• _Provided data_:
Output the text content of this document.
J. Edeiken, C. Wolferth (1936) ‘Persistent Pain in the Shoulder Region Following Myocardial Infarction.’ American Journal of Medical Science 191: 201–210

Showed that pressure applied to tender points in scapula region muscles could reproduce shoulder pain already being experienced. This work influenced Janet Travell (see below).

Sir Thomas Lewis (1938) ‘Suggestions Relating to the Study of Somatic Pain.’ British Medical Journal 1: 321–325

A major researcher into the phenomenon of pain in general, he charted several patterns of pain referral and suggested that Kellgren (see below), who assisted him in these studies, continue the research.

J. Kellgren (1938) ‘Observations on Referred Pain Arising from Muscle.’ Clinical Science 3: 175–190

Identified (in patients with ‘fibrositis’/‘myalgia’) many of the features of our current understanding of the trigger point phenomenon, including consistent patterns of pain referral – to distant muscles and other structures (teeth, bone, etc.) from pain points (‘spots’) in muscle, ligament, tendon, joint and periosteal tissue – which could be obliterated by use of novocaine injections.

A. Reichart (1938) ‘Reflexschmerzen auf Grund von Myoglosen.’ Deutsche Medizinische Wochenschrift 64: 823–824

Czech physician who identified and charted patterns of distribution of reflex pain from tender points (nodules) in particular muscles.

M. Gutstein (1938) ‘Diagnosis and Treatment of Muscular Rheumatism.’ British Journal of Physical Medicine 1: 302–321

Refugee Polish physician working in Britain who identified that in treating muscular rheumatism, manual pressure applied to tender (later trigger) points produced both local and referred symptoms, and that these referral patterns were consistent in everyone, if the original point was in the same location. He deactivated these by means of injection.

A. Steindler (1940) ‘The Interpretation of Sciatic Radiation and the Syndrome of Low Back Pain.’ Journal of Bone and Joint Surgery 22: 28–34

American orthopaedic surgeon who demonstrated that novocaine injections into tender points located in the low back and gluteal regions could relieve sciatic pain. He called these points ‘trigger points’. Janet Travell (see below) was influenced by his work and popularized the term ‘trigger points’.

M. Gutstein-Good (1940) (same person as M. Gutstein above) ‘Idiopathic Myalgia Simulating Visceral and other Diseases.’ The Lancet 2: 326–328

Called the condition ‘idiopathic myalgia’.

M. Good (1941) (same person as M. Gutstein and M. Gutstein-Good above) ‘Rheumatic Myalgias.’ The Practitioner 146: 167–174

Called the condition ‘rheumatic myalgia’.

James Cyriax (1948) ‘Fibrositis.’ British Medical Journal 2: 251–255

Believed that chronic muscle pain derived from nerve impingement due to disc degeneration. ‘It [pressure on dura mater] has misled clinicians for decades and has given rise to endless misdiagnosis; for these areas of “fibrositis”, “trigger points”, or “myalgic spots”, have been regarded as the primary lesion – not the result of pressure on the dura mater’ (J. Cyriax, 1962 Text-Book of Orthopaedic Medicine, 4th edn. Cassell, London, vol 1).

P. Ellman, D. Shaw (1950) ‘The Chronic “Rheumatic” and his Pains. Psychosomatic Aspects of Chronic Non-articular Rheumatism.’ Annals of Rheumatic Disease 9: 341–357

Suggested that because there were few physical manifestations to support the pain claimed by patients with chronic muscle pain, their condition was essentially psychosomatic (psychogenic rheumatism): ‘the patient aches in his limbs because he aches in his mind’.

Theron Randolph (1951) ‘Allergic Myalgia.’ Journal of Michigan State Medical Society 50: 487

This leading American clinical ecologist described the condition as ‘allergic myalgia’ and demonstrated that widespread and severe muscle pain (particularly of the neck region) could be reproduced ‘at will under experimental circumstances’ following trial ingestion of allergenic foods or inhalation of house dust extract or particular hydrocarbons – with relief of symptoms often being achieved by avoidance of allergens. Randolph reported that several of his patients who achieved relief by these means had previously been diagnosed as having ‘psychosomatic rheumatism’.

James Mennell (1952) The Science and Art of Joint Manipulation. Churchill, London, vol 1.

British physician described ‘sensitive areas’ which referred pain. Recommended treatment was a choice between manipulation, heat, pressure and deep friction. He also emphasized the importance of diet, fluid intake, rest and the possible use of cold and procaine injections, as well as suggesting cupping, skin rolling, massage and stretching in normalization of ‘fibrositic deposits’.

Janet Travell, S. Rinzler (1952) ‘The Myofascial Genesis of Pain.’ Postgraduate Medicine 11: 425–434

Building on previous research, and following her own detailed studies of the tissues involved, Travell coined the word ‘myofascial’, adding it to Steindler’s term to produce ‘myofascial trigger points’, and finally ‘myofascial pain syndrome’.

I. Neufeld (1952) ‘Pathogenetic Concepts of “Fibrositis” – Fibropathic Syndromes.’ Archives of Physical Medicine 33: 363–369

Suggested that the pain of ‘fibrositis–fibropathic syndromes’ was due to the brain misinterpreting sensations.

• _Task objective_:
Retype the records above exactly as they appear.

• _Solution_:
Output the text content of this document.
J. Edeiken, C. Wolferth (1936) ‘Persistent Pain in the Shoulder Region Following Myocardial Infarction.’ American Journal of Medical Science 191: 201–210

Showed that pressure applied to tender points in scapula region muscles could reproduce shoulder pain already being experienced. This work influenced Janet Travell (see below).

Sir Thomas Lewis (1938) ‘Suggestions Relating to the Study of Somatic Pain.’ British Medical Journal 1: 321–325

A major researcher into the phenomenon of pain in general, he charted several patterns of pain referral and suggested that Kellgren (see below), who assisted him in these studies, continue the research.

J. Kellgren (1938) ‘Observations on Referred Pain Arising from Muscle.’ Clinical Science 3: 175–190

Identified (in patients with ‘fibrositis’/‘myalgia’) many of the features of our current understanding of the trigger point phenomenon, including consistent patterns of pain referral – to distant muscles and other structures (teeth, bone, etc.) from pain points (‘spots’) in muscle, ligament, tendon, joint and periosteal tissue – which could be obliterated by use of novocaine injections.

A. Reichart (1938) ‘Reflexschmerzen auf Grund von Myoglosen.’ Deutsche Medizinische Wochenschrift 64: 823–824

Czech physician who identified and charted patterns of distribution of reflex pain from tender points (nodules) in particular muscles.

M. Gutstein (1938) ‘Diagnosis and Treatment of Muscular Rheumatism.’ British Journal of Physical Medicine 1: 302–321

Refugee Polish physician working in Britain who identified that in treating muscular rheumatism, manual pressure applied to tender (later trigger) points produced both local and referred symptoms, and that these referral patterns were consistent in everyone, if the original point was in the same location. He deactivated these by means of injection.

A. Steindler (1940) ‘The Interpretation of Sciatic Radiation and the Syndrome of Low Back Pain.’ Journal of Bone and Joint Surgery 22: 28–34

American orthopaedic surgeon who demonstrated that novocaine injections into tender points located in the low back and gluteal regions could relieve sciatic pain. He called these points ‘trigger points’. Janet Travell (see below) was influenced by his work and popularized the term ‘trigger points’.

M. Gutstein-Good (1940) (same person as M. Gutstein above) ‘Idiopathic Myalgia Simulating Visceral and other Diseases.’ The Lancet 2: 326–328

Called the condition ‘idiopathic myalgia’.

M. Good (1941) (same person as M. Gutstein and M. Gutstein-Good above) ‘Rheumatic Myalgias.’ The Practitioner 146: 167–174

Called the condition ‘rheumatic myalgia’.

James Cyriax (1948) ‘Fibrositis.’ British Medical Journal 2: 251–255

Believed that chronic muscle pain derived from nerve impingement due to disc degeneration. ‘It [pressure on dura mater] has misled clinicians for decades and has given rise to endless misdiagnosis; for these areas of “fibrositis”, “trigger points”, or “myalgic spots”, have been regarded as the primary lesion – not the result of pressure on the dura mater’ (J. Cyriax, 1962 Text-Book of Orthopaedic Medicine, 4th edn. Cassell, London, vol 1).

P. Ellman, D. Shaw (1950) ‘The Chronic “Rheumatic” and his Pains. Psychosomatic Aspects of Chronic Non-articular Rheumatism.’ Annals of Rheumatic Disease 9: 341–357

Suggested that because there were few physical manifestations to support the pain claimed by patients with chronic muscle pain, their condition was essentially psychosomatic (psychogenic rheumatism): ‘the patient aches in his limbs because he aches in his mind’.

Theron Randolph (1951) ‘Allergic Myalgia.’ Journal of Michigan State Medical Society 50: 487

This leading American clinical ecologist described the condition as ‘allergic myalgia’ and demonstrated that widespread and severe muscle pain (particularly of the neck region) could be reproduced ‘at will under experimental circumstances’ following trial ingestion of allergenic foods or inhalation of house dust extract or particular hydrocarbons – with relief of symptoms often being achieved by avoidance of allergens. Randolph reported that several of his patients who achieved relief by these means had previously been diagnosed as having ‘psychosomatic rheumatism’.

James Mennell (1952) The Science and Art of Joint Manipulation. Churchill, London, vol 1.

British physician described ‘sensitive areas’ which referred pain. Recommended treatment was a choice between manipulation, heat, pressure and deep friction. He also emphasized the importance of diet, fluid intake, rest and the possible use of cold and procaine injections, as well as suggesting cupping, skin rolling, massage and stretching in normalization of ‘fibrositic deposits’.

Janet Travell, S. Rinzler (1952) ‘The Myofascial Genesis of Pain.’ Postgraduate Medicine 11: 425–434

Building on previous research, and following her own detailed studies of the tissues involved, Travell coined the word ‘myofascial’, adding it to Steindler’s term to produce ‘myofascial trigger points’, and finally ‘myofascial pain syndrome’.

I. Neufeld (1952) ‘Pathogenetic Concepts of “Fibrositis” – Fibropathic Syndromes.’ Archives of Physical Medicine 33: 363–369

Suggested that the pain of ‘fibrositis–fibropathic syndromes’ was due to the brain misinterpreting sensations.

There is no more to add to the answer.